• _Given entries_

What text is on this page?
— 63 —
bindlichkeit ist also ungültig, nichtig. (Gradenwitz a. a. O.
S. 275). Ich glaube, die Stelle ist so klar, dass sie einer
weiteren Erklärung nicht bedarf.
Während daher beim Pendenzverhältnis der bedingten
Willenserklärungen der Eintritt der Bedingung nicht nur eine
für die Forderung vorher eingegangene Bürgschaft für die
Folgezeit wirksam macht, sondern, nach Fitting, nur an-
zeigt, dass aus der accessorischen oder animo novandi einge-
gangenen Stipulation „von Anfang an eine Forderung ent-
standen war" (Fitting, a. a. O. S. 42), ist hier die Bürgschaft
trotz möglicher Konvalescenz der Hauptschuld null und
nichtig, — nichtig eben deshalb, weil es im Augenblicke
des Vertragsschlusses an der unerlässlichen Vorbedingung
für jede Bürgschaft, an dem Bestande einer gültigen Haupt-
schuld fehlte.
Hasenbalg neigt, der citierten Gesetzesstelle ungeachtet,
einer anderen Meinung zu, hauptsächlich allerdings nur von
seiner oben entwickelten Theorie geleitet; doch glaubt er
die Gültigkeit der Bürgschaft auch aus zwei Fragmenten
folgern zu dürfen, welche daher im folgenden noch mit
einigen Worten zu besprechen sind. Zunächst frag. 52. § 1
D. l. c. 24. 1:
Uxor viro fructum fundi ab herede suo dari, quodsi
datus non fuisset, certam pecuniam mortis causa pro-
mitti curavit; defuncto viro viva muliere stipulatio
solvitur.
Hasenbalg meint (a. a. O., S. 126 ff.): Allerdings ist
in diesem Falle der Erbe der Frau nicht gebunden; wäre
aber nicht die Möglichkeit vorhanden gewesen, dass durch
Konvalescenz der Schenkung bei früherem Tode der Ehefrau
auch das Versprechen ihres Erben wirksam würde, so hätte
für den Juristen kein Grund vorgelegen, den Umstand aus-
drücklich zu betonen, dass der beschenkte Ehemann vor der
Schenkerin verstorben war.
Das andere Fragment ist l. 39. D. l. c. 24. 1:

...

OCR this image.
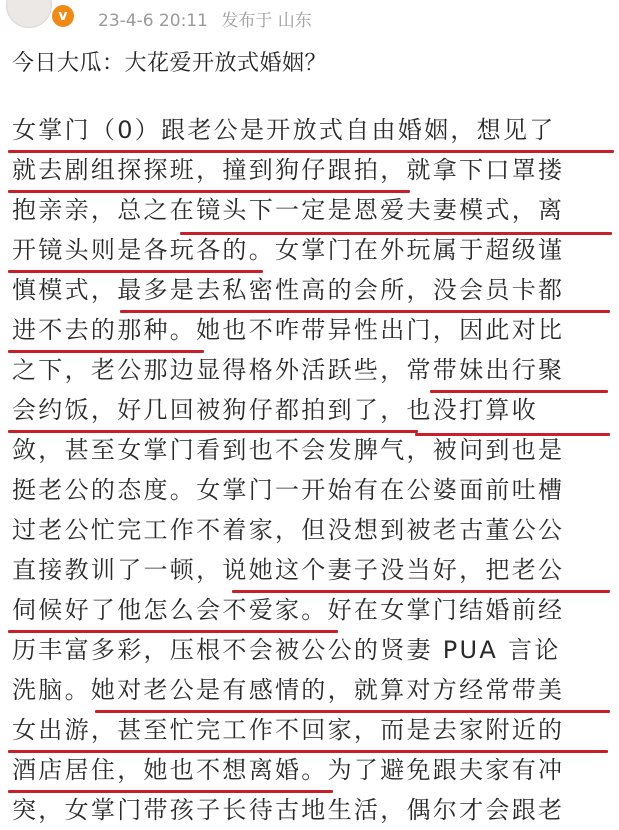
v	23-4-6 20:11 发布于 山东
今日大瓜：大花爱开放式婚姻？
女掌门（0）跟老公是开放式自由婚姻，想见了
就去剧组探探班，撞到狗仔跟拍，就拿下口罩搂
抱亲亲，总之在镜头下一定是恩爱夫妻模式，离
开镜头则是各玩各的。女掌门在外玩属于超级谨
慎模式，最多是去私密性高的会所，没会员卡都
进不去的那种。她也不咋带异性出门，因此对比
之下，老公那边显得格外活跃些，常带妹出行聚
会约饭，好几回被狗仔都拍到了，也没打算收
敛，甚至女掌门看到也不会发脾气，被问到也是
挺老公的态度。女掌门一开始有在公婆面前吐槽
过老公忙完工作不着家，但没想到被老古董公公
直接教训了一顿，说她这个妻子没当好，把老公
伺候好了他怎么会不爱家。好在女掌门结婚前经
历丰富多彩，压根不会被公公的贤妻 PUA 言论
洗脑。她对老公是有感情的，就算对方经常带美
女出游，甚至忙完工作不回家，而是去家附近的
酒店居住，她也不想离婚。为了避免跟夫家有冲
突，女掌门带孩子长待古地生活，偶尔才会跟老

...

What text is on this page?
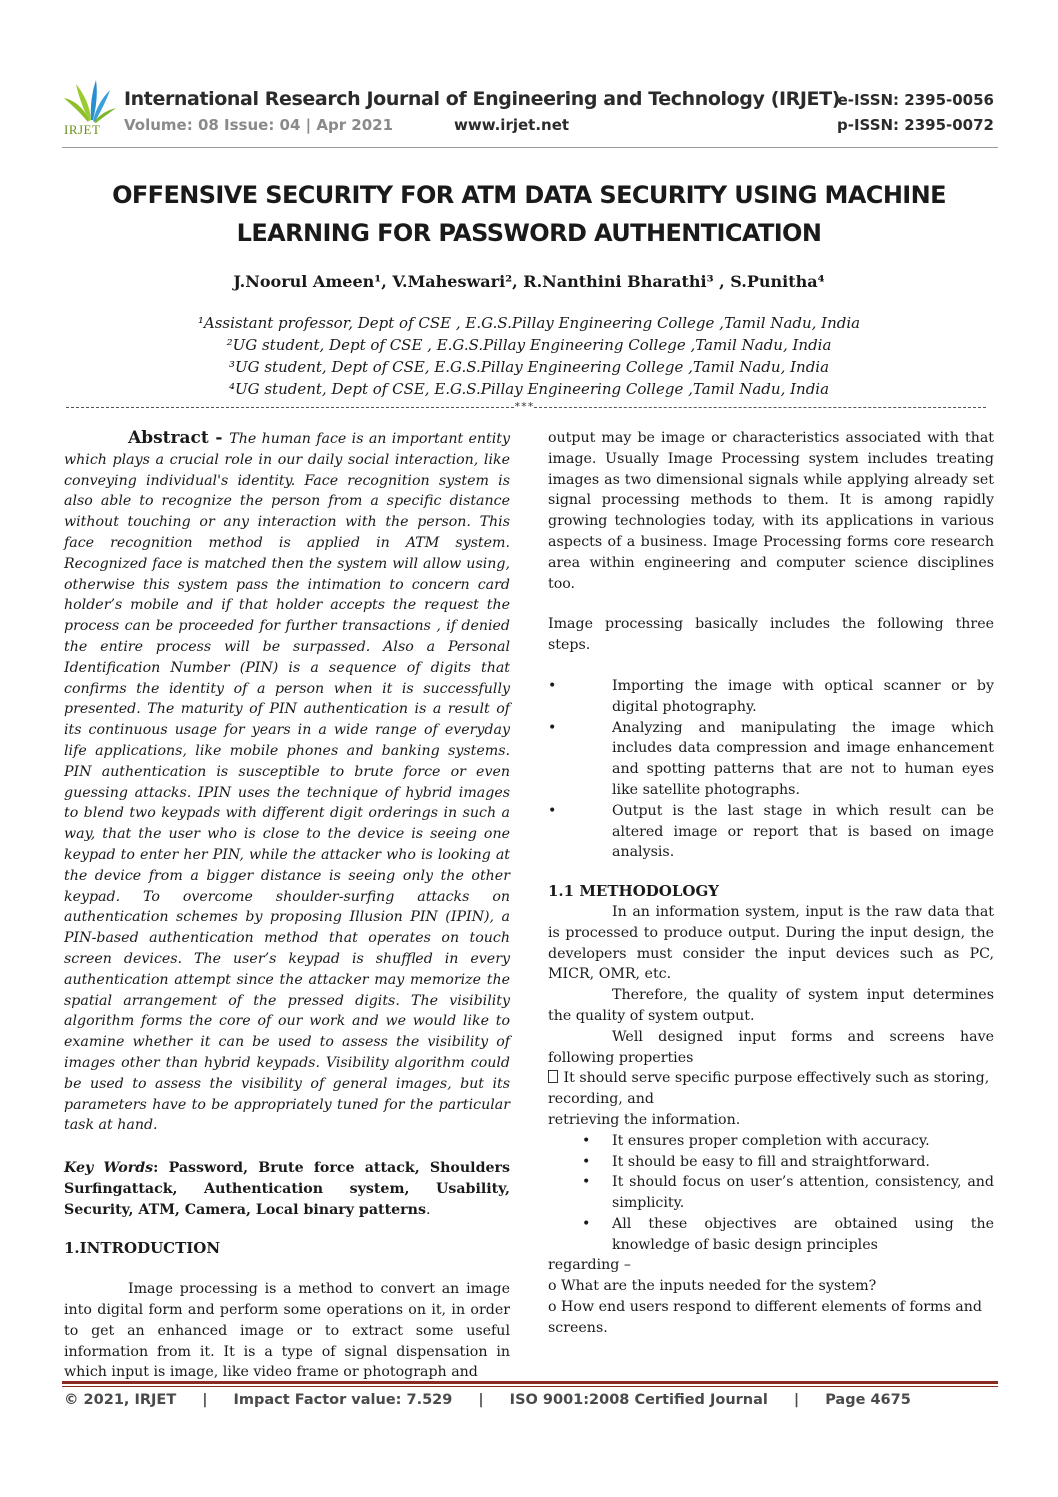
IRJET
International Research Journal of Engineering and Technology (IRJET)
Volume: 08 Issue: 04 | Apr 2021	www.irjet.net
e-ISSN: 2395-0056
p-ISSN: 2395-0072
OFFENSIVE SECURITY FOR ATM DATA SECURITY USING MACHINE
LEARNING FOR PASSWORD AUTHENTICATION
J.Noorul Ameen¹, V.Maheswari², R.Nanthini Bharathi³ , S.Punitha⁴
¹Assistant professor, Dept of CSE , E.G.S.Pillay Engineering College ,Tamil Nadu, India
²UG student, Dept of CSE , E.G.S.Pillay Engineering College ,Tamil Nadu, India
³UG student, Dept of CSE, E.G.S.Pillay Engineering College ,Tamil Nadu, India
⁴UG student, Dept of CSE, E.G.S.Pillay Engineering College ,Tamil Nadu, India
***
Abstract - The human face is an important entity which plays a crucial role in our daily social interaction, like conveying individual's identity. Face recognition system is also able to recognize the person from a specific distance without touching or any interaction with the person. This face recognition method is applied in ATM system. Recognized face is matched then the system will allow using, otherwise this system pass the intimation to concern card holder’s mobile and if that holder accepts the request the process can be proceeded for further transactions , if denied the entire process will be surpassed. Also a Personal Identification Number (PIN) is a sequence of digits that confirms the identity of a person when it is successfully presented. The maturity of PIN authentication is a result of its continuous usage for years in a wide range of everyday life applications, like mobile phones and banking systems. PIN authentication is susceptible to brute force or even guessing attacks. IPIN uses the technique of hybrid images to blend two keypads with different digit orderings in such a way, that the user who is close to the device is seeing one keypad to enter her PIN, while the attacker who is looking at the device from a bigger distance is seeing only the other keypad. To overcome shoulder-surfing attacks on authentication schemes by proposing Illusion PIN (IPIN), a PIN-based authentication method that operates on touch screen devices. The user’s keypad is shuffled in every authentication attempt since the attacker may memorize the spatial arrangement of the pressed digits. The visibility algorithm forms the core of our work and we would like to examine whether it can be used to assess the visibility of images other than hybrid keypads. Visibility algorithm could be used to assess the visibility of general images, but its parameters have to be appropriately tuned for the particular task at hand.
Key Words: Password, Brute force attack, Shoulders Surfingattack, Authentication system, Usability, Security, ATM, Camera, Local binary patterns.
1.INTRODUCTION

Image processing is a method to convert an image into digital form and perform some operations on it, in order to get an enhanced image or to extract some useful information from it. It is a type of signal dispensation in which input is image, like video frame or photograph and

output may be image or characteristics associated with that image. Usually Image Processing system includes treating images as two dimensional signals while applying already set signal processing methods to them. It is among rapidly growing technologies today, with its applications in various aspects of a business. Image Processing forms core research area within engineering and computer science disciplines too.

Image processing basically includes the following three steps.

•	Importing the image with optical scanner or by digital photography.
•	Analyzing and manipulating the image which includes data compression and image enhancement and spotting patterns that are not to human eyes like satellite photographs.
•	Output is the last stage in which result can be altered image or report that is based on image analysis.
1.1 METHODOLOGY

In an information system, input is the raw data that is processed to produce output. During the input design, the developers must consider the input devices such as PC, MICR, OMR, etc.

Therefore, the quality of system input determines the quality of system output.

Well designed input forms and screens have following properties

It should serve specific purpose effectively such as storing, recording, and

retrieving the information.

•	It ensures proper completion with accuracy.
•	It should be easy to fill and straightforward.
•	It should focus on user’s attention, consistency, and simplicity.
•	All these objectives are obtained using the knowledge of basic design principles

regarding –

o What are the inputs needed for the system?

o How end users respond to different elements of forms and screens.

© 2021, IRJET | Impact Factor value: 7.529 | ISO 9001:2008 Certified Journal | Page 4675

• _Written problem_
Filter out all lines lacking the word "viro" and copy the rest.

• _Answer to this exercise_
Uxor viro fructum fundi ab herede suo dari, quodsi
mitti curavit; defuncto viro viva muliere stipulatio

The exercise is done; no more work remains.